-------- Text shown

On Mon, Oct 25, 2004 at 02:14:28PM +0100, Simon Marlow wrote:
On 24 October 2004 20:51, Sven Panne wrote:
IMHO it would be best to use explicit bracketing where possible, and hope for the RTS/GC to try its best when one runs out of a given resource. Admittedly the current Haskell implementations could be improved a little bit in the last respect.
Indeed, GHC could/should try to free up file descriptors when they run out. It's a bit tricky though. Hm, I'm not sure about the "should". Garbage collection is meant for memory, and anything making that less clear makes people more likely to depend on incorrect assumptions. And redefining GC to be a collection of _all_ garbage, instead of just memory doesn't sound so fantastic either.
At the moment performGC doesn't actually run any finalizers. It schedules a thread to run the finalizers, and you hope the thread runs soon. So if you're running performGC for the purposes of finalization, then almost certainly (performGC >> yield) is better. I've been wondering whether having a more synchronous kind of finalizer would be a good thing. Synchronous finalizers seem to be difficult to implement in e.g. the JVM, so may make a JVM-backend more difficult. (I'm thinking about how CPython vs Jython go about closing file-handles... CPython uses (primarily) reference-counting, so files get closed as soon as they aren't referenced anymore, which lots of people now depend on. Jython uses Java-GC, so some CPython programs may suddenly fail...)
Nevertheless, I agree with the general sentiment on this thread that file descriptors shouldn't be treated as a resource in the same way as memory.
Cheers, Simon
Groeten, Remi P.S. Why do so many people (including me) seem to come to Haskell from Python? It can't be just the indentation, can it? ;) -- Nobody can be exactly like me. Even I have trouble doing it.

On Mon, Oct 25, 2004 at 08:55:46PM +0200, Remi Turk wrote:
P.S. Why do so many people (including me) seem to come to Haskell from Python? It can't be just the indentation, can it? ;)
How many? I don't. Best regards, Tom -- .signature: Too many levels of symbolic links

On Mon, Oct 25, 2004 at 09:28:23PM +0200, Tomasz Zielonka wrote:
On Mon, Oct 25, 2004 at 08:55:46PM +0200, Remi Turk wrote:
P.S. Why do so many people (including me) seem to come to Haskell from Python? It can't be just the indentation, can it? ;)
How many? I don't.

----------------
-------- Raw data

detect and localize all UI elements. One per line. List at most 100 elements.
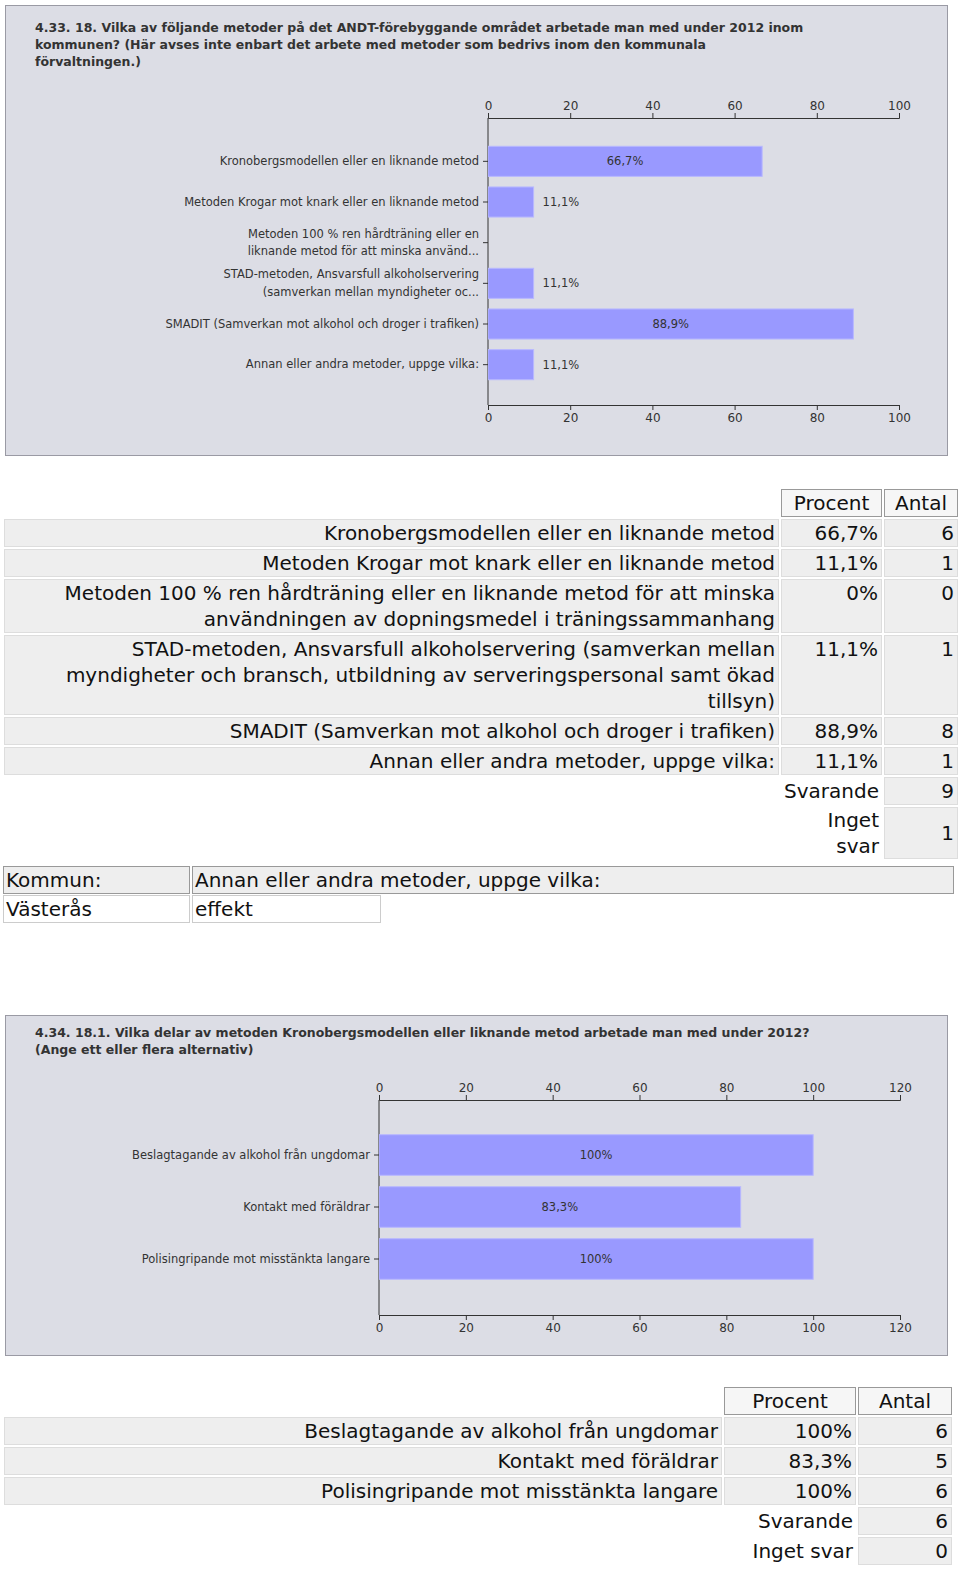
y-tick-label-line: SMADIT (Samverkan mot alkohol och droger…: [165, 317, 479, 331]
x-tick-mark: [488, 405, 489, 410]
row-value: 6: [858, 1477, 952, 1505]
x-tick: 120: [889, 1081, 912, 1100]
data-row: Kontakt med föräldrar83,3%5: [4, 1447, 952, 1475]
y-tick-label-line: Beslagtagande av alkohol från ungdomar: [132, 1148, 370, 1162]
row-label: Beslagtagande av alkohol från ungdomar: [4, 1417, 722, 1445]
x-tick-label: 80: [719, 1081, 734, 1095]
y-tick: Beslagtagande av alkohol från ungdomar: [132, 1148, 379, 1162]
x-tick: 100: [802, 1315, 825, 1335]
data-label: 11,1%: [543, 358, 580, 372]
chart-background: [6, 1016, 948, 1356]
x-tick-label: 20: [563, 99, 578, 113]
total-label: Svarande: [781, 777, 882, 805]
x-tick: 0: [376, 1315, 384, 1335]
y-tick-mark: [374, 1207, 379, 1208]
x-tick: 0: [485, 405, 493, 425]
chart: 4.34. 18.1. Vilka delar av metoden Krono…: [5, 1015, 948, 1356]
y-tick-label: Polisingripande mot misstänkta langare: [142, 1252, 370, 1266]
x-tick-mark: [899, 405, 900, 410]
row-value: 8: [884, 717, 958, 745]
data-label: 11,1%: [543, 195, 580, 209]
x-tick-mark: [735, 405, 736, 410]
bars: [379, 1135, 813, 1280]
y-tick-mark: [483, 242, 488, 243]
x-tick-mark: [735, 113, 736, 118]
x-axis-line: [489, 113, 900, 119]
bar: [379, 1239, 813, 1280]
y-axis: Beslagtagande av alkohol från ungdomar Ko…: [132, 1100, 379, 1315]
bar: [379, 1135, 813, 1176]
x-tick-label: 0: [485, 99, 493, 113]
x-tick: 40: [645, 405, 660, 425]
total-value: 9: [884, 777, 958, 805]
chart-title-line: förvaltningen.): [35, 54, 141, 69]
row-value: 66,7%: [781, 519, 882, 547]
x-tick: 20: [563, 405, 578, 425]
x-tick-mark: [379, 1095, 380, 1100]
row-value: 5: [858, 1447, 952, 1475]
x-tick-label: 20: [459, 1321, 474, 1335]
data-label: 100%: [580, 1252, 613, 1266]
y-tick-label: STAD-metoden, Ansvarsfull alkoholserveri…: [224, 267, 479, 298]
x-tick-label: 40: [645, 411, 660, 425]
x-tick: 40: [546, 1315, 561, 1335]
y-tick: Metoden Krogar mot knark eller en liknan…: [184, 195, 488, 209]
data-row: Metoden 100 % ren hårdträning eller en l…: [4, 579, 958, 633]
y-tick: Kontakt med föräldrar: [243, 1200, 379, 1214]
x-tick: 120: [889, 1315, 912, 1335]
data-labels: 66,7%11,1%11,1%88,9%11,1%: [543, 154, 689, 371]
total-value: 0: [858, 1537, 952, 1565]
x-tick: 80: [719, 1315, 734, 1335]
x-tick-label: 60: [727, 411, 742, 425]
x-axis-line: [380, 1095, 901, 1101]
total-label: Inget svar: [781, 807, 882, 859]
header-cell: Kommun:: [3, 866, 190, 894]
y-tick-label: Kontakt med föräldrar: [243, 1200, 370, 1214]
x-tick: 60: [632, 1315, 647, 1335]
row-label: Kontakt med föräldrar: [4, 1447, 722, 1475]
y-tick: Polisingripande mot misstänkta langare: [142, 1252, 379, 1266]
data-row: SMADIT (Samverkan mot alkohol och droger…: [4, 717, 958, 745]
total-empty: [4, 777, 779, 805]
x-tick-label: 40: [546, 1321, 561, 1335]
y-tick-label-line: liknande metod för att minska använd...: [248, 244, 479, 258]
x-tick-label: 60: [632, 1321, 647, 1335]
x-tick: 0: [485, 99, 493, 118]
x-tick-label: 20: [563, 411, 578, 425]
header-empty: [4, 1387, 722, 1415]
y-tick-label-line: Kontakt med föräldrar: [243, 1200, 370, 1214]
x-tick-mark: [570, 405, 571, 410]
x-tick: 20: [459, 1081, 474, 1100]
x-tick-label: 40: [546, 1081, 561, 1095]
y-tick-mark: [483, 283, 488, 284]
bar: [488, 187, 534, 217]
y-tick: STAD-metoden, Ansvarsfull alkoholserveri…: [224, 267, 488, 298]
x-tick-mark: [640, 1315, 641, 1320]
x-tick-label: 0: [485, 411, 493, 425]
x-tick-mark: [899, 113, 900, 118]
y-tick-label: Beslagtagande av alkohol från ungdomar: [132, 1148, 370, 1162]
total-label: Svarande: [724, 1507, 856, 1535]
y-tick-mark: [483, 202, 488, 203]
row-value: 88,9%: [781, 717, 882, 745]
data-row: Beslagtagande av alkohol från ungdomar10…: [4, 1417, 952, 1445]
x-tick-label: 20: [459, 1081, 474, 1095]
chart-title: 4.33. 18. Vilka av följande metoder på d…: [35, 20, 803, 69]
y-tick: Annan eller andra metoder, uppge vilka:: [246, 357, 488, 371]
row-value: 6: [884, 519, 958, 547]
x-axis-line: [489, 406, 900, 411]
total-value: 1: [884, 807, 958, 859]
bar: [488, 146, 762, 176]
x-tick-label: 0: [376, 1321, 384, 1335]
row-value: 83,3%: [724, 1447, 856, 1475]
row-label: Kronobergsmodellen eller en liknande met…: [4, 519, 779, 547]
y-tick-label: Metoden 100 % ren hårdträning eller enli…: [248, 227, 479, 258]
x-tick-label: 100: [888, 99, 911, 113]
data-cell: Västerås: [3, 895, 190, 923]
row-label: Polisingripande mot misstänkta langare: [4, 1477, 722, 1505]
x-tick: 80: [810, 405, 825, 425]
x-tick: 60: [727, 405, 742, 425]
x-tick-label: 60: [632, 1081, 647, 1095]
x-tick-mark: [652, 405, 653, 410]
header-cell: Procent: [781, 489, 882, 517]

----------------

▶ **Tasks**:
A - In the mailing list thread about garbage collection and file descriptors, what does performGC do with finalizers instead of running them?
B - Write the next part of the mailing list thread about garbage collection and file descriptors, starting after its final line.

▶ **Results of the tasks**:
A - It schedules a thread to run the finalizers.

B -
Best regards, Tom
At least one. (Me) And, judging from the amount of references to Python in these mailing-lists, I really doubt I'm the only one. I actually met Haskell mostly by reading about it in the python mailinglist/newsgroup. (in e.g. Alex Martelli's posts) Someone else (who shall remain anonymous. SCNR) wrote:
Speculation I'm afraid to post: People are drawn to Python because they hear it is a clean language, but slowly find that it's really pretty messy internally. Haskell is beautiful on the outside and the inside. :-)
The last sentence I can definitely agree with, but I'm not so sure Python really is that messy. (Messier-than-Haskell sure, but messy? ;o) Groetjes, Remi P.S. Hm, it _is_ haskell-cafe, but maybe it's about time for a [Off-topic] note? ;) -- Nobody can be exactly like me. Even I have trouble doing it.

Remi Turk
At least one. (Me) And, judging from the amount of references to Python in these mailing-lists, I really doubt I'm the only one.
At least two. I also came to Haskell from Python.
I actually met Haskell mostly by reading about it in the python mailinglist/newsgroup. (in e.g. Alex Martelli's posts)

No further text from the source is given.